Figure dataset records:
--------------------
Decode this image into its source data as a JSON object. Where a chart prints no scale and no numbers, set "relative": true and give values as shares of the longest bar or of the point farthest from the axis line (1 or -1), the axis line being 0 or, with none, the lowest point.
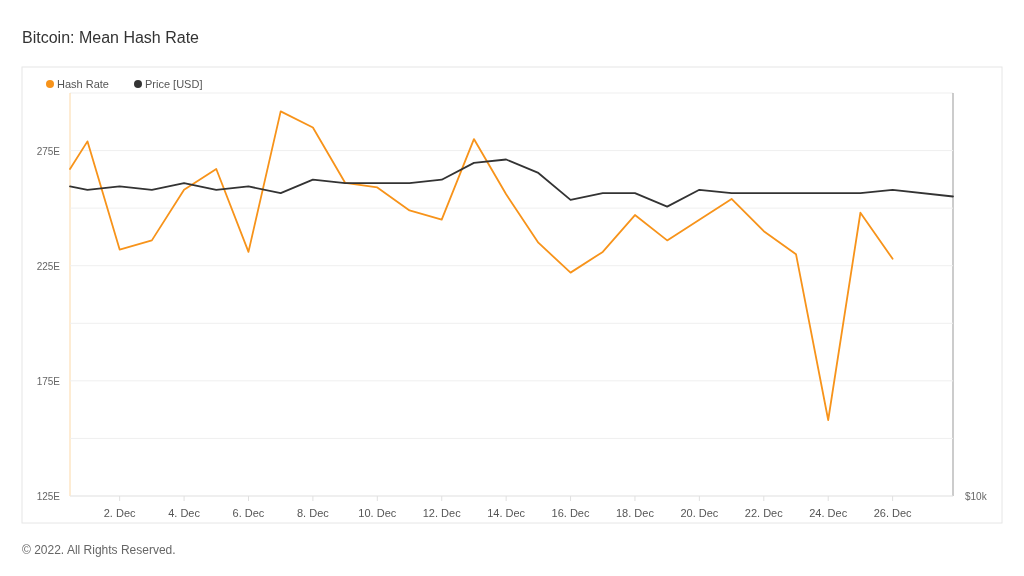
{
  "chart_data": [
    {
      "type": "line",
      "title": "Bitcoin: Mean Hash Rate",
      "annotations": [
        "© 2022. All Rights Reserved."
      ],
      "xlim": [
        "2022-11-30T11:00",
        "2022-12-27T21:00"
      ],
      "xticks": [
        {
          "value": "2022-12-02",
          "label": "2. Dec"
        },
        {
          "value": "2022-12-04",
          "label": "4. Dec"
        },
        {
          "value": "2022-12-06",
          "label": "6. Dec"
        },
        {
          "value": "2022-12-08",
          "label": "8. Dec"
        },
        {
          "value": "2022-12-10",
          "label": "10. Dec"
        },
        {
          "value": "2022-12-12",
          "label": "12. Dec"
        },
        {
          "value": "2022-12-14",
          "label": "14. Dec"
        },
        {
          "value": "2022-12-16",
          "label": "16. Dec"
        },
        {
          "value": "2022-12-18",
          "label": "18. Dec"
        },
        {
          "value": "2022-12-20",
          "label": "20. Dec"
        },
        {
          "value": "2022-12-22",
          "label": "22. Dec"
        },
        {
          "value": "2022-12-24",
          "label": "24. Dec"
        },
        {
          "value": "2022-12-26",
          "label": "26. Dec"
        }
      ],
      "ylim": [
        125,
        300
      ],
      "yticks": [
        {
          "value": 125,
          "label": "125E"
        },
        {
          "value": 150,
          "label": null
        },
        {
          "value": 175,
          "label": "175E"
        },
        {
          "value": 200,
          "label": null
        },
        {
          "value": 225,
          "label": "225E"
        },
        {
          "value": 250,
          "label": null
        },
        {
          "value": 275,
          "label": "275E"
        }
      ],
      "grid": "y",
      "legend": "top left",
      "marker": "none",
      "line_style": "solid",
      "series": [
        {
          "name": "Hash Rate",
          "color": "#f7931a",
          "x": [
            "2022-11-30T11:00",
            "2022-12-01",
            "2022-12-02",
            "2022-12-03",
            "2022-12-04",
            "2022-12-05",
            "2022-12-06",
            "2022-12-07",
            "2022-12-08",
            "2022-12-09",
            "2022-12-10",
            "2022-12-11",
            "2022-12-12",
            "2022-12-13",
            "2022-12-14",
            "2022-12-15",
            "2022-12-16",
            "2022-12-17",
            "2022-12-18",
            "2022-12-19",
            "2022-12-20",
            "2022-12-21",
            "2022-12-22",
            "2022-12-23",
            "2022-12-24",
            "2022-12-25",
            "2022-12-26"
          ],
          "values": [
            267,
            279,
            232,
            236,
            258,
            267,
            231,
            292,
            285,
            261,
            259,
            249,
            245,
            280,
            256,
            235,
            222,
            231,
            247,
            236,
            245,
            254,
            240,
            230,
            158,
            248,
            228
          ]
        }
      ]
    },
    {
      "type": "line",
      "relative": true,
      "annotations": [
        "$10k"
      ],
      "xlim": [
        "2022-11-30T11:00",
        "2022-12-27T21:00"
      ],
      "legend": "top left",
      "marker": "none",
      "line_style": "solid",
      "series": [
        {
          "name": "Price [USD]",
          "color": "#333333",
          "x": [
            "2022-11-30T11:00",
            "2022-12-01",
            "2022-12-02",
            "2022-12-03",
            "2022-12-04",
            "2022-12-05",
            "2022-12-06",
            "2022-12-07",
            "2022-12-08",
            "2022-12-09",
            "2022-12-10",
            "2022-12-11",
            "2022-12-12",
            "2022-12-13",
            "2022-12-14",
            "2022-12-15",
            "2022-12-16",
            "2022-12-17",
            "2022-12-18",
            "2022-12-19",
            "2022-12-20",
            "2022-12-21",
            "2022-12-22",
            "2022-12-23",
            "2022-12-24",
            "2022-12-25",
            "2022-12-26",
            "2022-12-27T21:00"
          ],
          "values": [
            0.92,
            0.91,
            0.92,
            0.91,
            0.93,
            0.91,
            0.92,
            0.9,
            0.94,
            0.93,
            0.93,
            0.93,
            0.94,
            0.99,
            1,
            0.96,
            0.88,
            0.9,
            0.9,
            0.86,
            0.91,
            0.9,
            0.9,
            0.9,
            0.9,
            0.9,
            0.91,
            0.89
          ]
        }
      ]
    }
  ]
}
--------------------
◆ Exercise brief: Scan the data above; copy every line where "true" appears.

◆ Response to this exercise:
Decode this image into its source data as a JSON object. Where a chart prints no scale and no numbers, set "relative": true and give values as shares of the longest bar or of the point farthest from the axis line (1 or -1), the axis line being 0 or, with none, the lowest point.
      "relative": true,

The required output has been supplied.